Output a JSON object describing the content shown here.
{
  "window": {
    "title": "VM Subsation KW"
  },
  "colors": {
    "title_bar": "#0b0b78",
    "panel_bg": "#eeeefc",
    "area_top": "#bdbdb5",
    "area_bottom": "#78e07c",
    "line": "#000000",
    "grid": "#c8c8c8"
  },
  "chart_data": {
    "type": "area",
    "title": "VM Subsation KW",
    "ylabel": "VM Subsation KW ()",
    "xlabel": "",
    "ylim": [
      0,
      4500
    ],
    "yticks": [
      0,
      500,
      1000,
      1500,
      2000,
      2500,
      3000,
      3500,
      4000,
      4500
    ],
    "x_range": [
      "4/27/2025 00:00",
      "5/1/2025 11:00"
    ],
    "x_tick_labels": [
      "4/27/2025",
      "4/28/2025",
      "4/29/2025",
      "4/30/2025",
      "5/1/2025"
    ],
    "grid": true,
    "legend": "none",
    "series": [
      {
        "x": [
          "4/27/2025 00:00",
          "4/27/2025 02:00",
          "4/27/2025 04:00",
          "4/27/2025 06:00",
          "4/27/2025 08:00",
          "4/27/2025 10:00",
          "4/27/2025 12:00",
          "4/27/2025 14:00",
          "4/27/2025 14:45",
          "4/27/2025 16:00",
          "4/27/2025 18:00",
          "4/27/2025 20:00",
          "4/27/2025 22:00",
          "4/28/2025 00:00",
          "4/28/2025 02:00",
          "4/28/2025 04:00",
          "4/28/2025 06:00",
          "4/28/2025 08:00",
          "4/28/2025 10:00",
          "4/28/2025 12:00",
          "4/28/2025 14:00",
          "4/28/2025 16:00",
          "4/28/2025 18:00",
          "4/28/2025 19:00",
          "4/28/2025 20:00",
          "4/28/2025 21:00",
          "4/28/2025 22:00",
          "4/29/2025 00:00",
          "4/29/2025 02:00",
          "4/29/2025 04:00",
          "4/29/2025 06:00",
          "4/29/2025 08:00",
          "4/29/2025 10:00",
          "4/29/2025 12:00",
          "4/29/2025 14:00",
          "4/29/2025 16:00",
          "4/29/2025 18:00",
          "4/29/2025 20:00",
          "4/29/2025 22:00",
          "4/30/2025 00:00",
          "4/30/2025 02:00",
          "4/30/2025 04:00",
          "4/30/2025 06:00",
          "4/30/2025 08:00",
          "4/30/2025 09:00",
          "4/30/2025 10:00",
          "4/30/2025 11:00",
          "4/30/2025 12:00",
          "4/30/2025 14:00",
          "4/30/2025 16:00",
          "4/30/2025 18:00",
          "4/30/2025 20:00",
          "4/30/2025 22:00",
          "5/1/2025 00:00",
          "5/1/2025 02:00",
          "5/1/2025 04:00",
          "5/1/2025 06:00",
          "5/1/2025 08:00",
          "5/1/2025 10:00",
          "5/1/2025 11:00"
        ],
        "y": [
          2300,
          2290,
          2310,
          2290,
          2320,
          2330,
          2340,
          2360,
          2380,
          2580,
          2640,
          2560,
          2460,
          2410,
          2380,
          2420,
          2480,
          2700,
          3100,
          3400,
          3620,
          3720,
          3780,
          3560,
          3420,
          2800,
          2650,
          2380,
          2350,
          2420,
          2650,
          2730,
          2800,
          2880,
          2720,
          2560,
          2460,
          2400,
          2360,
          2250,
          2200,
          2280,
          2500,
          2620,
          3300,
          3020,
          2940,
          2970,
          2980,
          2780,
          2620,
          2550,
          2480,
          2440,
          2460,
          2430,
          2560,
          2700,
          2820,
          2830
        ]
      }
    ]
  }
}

----------------------------------------

• WHAT TO WORK ON:
Give an exact copy of all the data shown above.

• SOLUTION FOR THIS TASK:
Output a JSON object describing the content shown here.
{
  "window": {
    "title": "VM Subsation KW"
  },
  "colors": {
    "title_bar": "#0b0b78",
    "panel_bg": "#eeeefc",
    "area_top": "#bdbdb5",
    "area_bottom": "#78e07c",
    "line": "#000000",
    "grid": "#c8c8c8"
  },
  "chart_data": {
    "type": "area",
    "title": "VM Subsation KW",
    "ylabel": "VM Subsation KW ()",
    "xlabel": "",
    "ylim": [
      0,
      4500
    ],
    "yticks": [
      0,
      500,
      1000,
      1500,
      2000,
      2500,
      3000,
      3500,
      4000,
      4500
    ],
    "x_range": [
      "4/27/2025 00:00",
      "5/1/2025 11:00"
    ],
    "x_tick_labels": [
      "4/27/2025",
      "4/28/2025",
      "4/29/2025",
      "4/30/2025",
      "5/1/2025"
    ],
    "grid": true,
    "legend": "none",
    "series": [
      {
        "x": [
          "4/27/2025 00:00",
          "4/27/2025 02:00",
          "4/27/2025 04:00",
          "4/27/2025 06:00",
          "4/27/2025 08:00",
          "4/27/2025 10:00",
          "4/27/2025 12:00",
          "4/27/2025 14:00",
          "4/27/2025 14:45",
          "4/27/2025 16:00",
          "4/27/2025 18:00",
          "4/27/2025 20:00",
          "4/27/2025 22:00",
          "4/28/2025 00:00",
          "4/28/2025 02:00",
          "4/28/2025 04:00",
          "4/28/2025 06:00",
          "4/28/2025 08:00",
          "4/28/2025 10:00",
          "4/28/2025 12:00",
          "4/28/2025 14:00",
          "4/28/2025 16:00",
          "4/28/2025 18:00",
          "4/28/2025 19:00",
          "4/28/2025 20:00",
          "4/28/2025 21:00",
          "4/28/2025 22:00",
          "4/29/2025 00:00",
          "4/29/2025 02:00",
          "4/29/2025 04:00",
          "4/29/2025 06:00",
          "4/29/2025 08:00",
          "4/29/2025 10:00",
          "4/29/2025 12:00",
          "4/29/2025 14:00",
          "4/29/2025 16:00",
          "4/29/2025 18:00",
          "4/29/2025 20:00",
          "4/29/2025 22:00",
          "4/30/2025 00:00",
          "4/30/2025 02:00",
          "4/30/2025 04:00",
          "4/30/2025 06:00",
          "4/30/2025 08:00",
          "4/30/2025 09:00",
          "4/30/2025 10:00",
          "4/30/2025 11:00",
          "4/30/2025 12:00",
          "4/30/2025 14:00",
          "4/30/2025 16:00",
          "4/30/2025 18:00",
          "4/30/2025 20:00",
          "4/30/2025 22:00",
          "5/1/2025 00:00",
          "5/1/2025 02:00",
          "5/1/2025 04:00",
          "5/1/2025 06:00",
          "5/1/2025 08:00",
          "5/1/2025 10:00",
          "5/1/2025 11:00"
        ],
        "y": [
          2300,
          2290,
          2310,
          2290,
          2320,
          2330,
          2340,
          2360,
          2380,
          2580,
          2640,
          2560,
          2460,
          2410,
          2380,
          2420,
          2480,
          2700,
          3100,
          3400,
          3620,
          3720,
          3780,
          3560,
          3420,
          2800,
          2650,
          2380,
          2350,
          2420,
          2650,
          2730,
          2800,
          2880,
          2720,
          2560,
          2460,
          2400,
          2360,
          2250,
          2200,
          2280,
          2500,
          2620,
          3300,
          3020,
          2940,
          2970,
          2980,
          2780,
          2620,
          2550,
          2480,
          2440,
          2460,
          2430,
          2560,
          2700,
          2820,
          2830
        ]
      }
    ]
  }
}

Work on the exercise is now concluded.